--- Excerpted data ---

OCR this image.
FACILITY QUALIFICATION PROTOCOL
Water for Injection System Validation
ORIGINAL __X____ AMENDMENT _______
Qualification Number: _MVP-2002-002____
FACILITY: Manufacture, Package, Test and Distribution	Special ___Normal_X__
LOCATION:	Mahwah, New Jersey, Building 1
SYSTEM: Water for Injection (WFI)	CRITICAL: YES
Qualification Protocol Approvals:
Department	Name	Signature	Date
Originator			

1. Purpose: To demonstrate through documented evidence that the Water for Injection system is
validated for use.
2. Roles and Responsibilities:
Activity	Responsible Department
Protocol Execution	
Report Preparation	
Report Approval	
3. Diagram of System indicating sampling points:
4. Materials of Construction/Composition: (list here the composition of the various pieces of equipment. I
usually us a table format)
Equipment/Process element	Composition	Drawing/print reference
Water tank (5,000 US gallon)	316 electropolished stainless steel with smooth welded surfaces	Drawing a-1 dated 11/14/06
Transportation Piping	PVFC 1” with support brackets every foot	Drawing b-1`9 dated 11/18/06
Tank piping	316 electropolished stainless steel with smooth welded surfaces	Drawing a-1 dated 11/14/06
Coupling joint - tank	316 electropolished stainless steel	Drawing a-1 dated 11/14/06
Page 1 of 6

---

#### [Exercise description]
From the entries above, copy every line containing the word "Composition".

#### [Answer for this exercise]
4. Materials of Construction/Composition: (list here the composition of the various pieces of equipment. I
Equipment/Process element	Composition	Drawing/print reference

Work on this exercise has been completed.